Items from a data source:
»»

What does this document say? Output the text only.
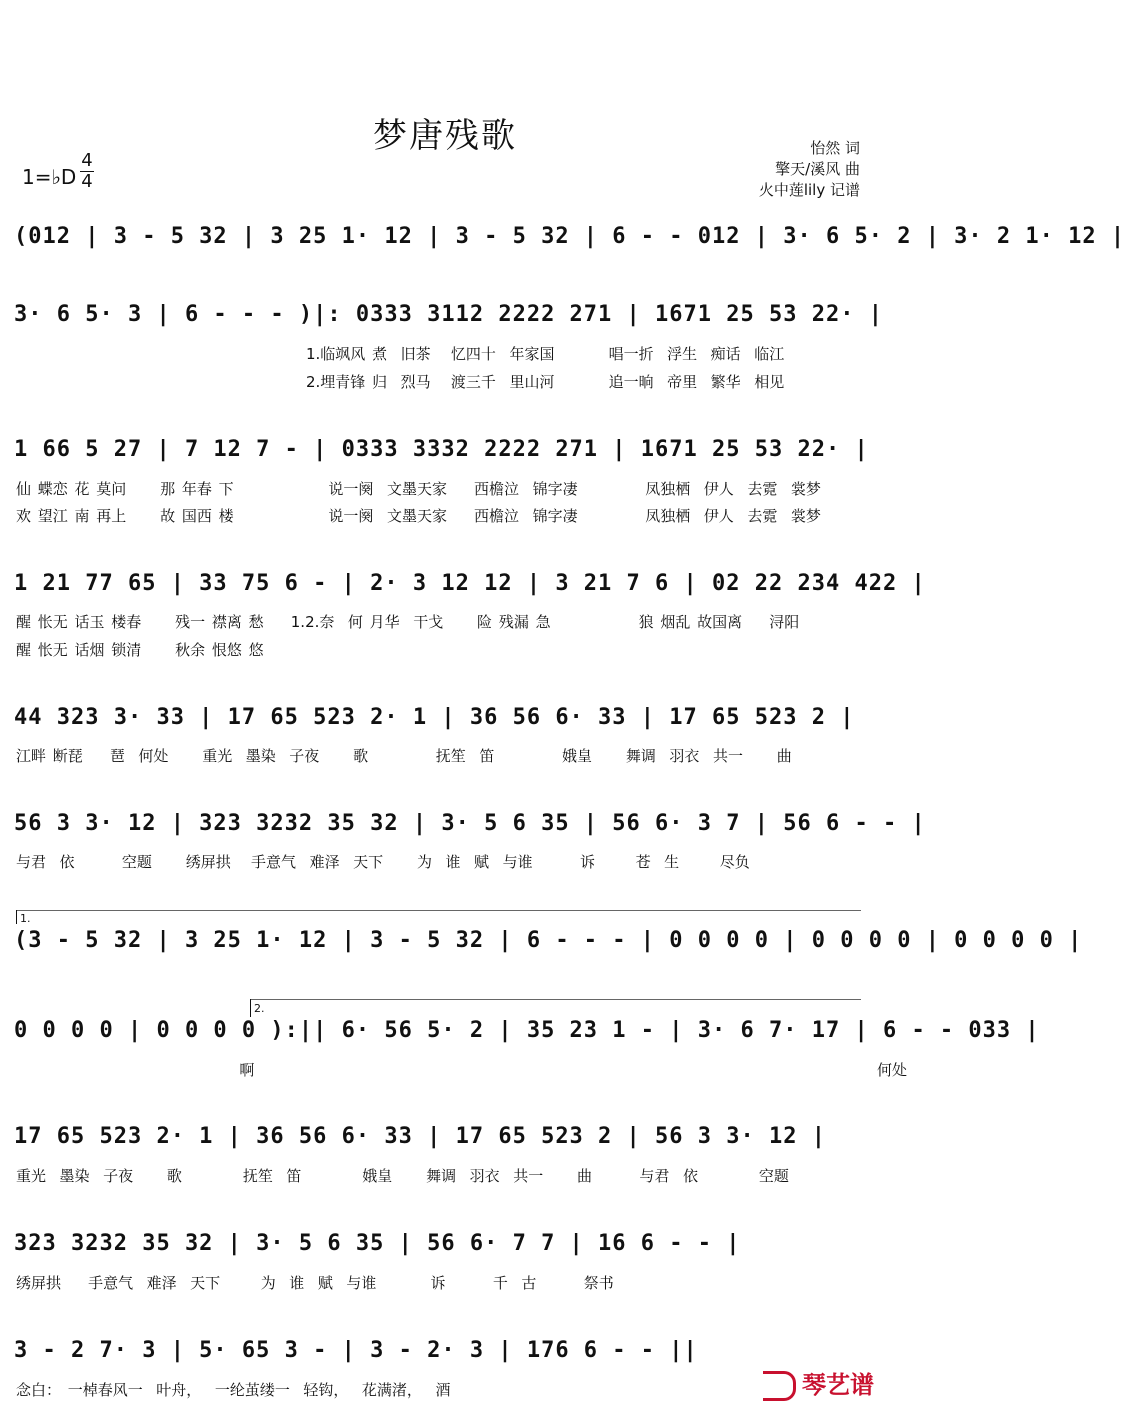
梦唐残歌	怡然 词
擎天/溪风 曲
火中莲lily 记谱
1=♭D
4
4
(012 | 3 - 5 32 | 3 25 1· 12 | 3 - 5 32 | 6 - - 012 | 3· 6 5· 2 | 3· 2 1· 12 |
3· 6 5· 3 | 6 - - - )|: 0333 3112 2222 271 | 1671 25 53 22· |
1.临飒风 煮  旧茶   忆四十  年家国        唱一折  浮生  痴话  临江
2.埋青锋 归  烈马   渡三千  里山河        追一晌  帝里  繁华  相见
1 66 5 27 | 7 12 7 - | 0333 3332 2222 271 | 1671 25 53 22· |
仙 蝶恋 花 莫问     那 年春 下              说一阕  文墨天家    西檐泣  锦字凄          凤独栖  伊人  去霓  裳梦
欢 望江 南 再上     故 国西 楼              说一阕  文墨天家    西檐泣  锦字凄          凤独栖  伊人  去霓  裳梦
1 21 77 65 | 33 75 6 - | 2· 3 12 12 | 3 21 7 6 | 02 22 234 422 |
醒 怅无 话玉 楼春     残一 襟离 愁    1.2.奈  何 月华  干戈     险 残漏 急             狼 烟乱 故国离    浔阳
醒 怅无 话烟 锁清     秋余 恨悠 悠
44 323 3· 33 | 17 65 523 2· 1 | 36 56 6· 33 | 17 65 523 2 |
江畔 断琵    琶  何处     重光  墨染  子夜     歌          抚笙  笛          娥皇     舞调  羽衣  共一     曲
56 3 3· 12 | 323 3232 35 32 | 3· 5 6 35 | 56 6· 3 7 | 56 6 - - |
与君  依       空题     绣屏拱   手意气  难泽  天下     为  谁  赋  与谁       诉      苍  生      尽负
1.
(3 - 5 32 | 3 25 1· 12 | 3 - 5 32 | 6 - - - | 0 0 0 0 | 0 0 0 0 | 0 0 0 0 |
2.
0 0 0 0 | 0 0 0 0 ):|| 6· 56 5· 2 | 35 23 1 - | 3· 6 7· 17 | 6 - - 033 |
啊                                                                                            何处
17 65 523 2· 1 | 36 56 6· 33 | 17 65 523 2 | 56 3 3· 12 |
重光  墨染  子夜     歌         抚笙  笛         娥皇     舞调  羽衣  共一     曲       与君  依         空题
323 3232 35 32 | 3· 5 6 35 | 56 6· 7 7 | 16 6 - - |
绣屏拱    手意气  难泽  天下      为  谁  赋  与谁        诉       千  古       祭书
3 - 2 7· 3 | 5· 65 3 - | 3 - 2· 3 | 176 6 - - ||
念白： 一棹春风一  叶舟，  一纶茧缕一  轻钩，  花满渚，  酒	琴艺谱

««

Request: All the records above need to be given again word for word. Skip the pictures.

Expected answer:
What does this document say? Output the text only.
梦唐残歌	怡然 词
擎天/溪风 曲
火中莲lily 记谱
1=♭D
4
4
(012 | 3 - 5 32 | 3 25 1· 12 | 3 - 5 32 | 6 - - 012 | 3· 6 5· 2 | 3· 2 1· 12 |
3· 6 5· 3 | 6 - - - )|: 0333 3112 2222 271 | 1671 25 53 22· |
1.临飒风 煮  旧茶   忆四十  年家国        唱一折  浮生  痴话  临江
2.埋青锋 归  烈马   渡三千  里山河        追一晌  帝里  繁华  相见
1 66 5 27 | 7 12 7 - | 0333 3332 2222 271 | 1671 25 53 22· |
仙 蝶恋 花 莫问     那 年春 下              说一阕  文墨天家    西檐泣  锦字凄          凤独栖  伊人  去霓  裳梦
欢 望江 南 再上     故 国西 楼              说一阕  文墨天家    西檐泣  锦字凄          凤独栖  伊人  去霓  裳梦
1 21 77 65 | 33 75 6 - | 2· 3 12 12 | 3 21 7 6 | 02 22 234 422 |
醒 怅无 话玉 楼春     残一 襟离 愁    1.2.奈  何 月华  干戈     险 残漏 急             狼 烟乱 故国离    浔阳
醒 怅无 话烟 锁清     秋余 恨悠 悠
44 323 3· 33 | 17 65 523 2· 1 | 36 56 6· 33 | 17 65 523 2 |
江畔 断琵    琶  何处     重光  墨染  子夜     歌          抚笙  笛          娥皇     舞调  羽衣  共一     曲
56 3 3· 12 | 323 3232 35 32 | 3· 5 6 35 | 56 6· 3 7 | 56 6 - - |
与君  依       空题     绣屏拱   手意气  难泽  天下     为  谁  赋  与谁       诉      苍  生      尽负
1.
(3 - 5 32 | 3 25 1· 12 | 3 - 5 32 | 6 - - - | 0 0 0 0 | 0 0 0 0 | 0 0 0 0 |
2.
0 0 0 0 | 0 0 0 0 ):|| 6· 56 5· 2 | 35 23 1 - | 3· 6 7· 17 | 6 - - 033 |
啊                                                                                            何处
17 65 523 2· 1 | 36 56 6· 33 | 17 65 523 2 | 56 3 3· 12 |
重光  墨染  子夜     歌         抚笙  笛         娥皇     舞调  羽衣  共一     曲       与君  依         空题
323 3232 35 32 | 3· 5 6 35 | 56 6· 7 7 | 16 6 - - |
绣屏拱    手意气  难泽  天下      为  谁  赋  与谁        诉       千  古       祭书
3 - 2 7· 3 | 5· 65 3 - | 3 - 2· 3 | 176 6 - - ||
念白： 一棹春风一  叶舟，  一纶茧缕一  轻钩，  花满渚，  酒	琴艺谱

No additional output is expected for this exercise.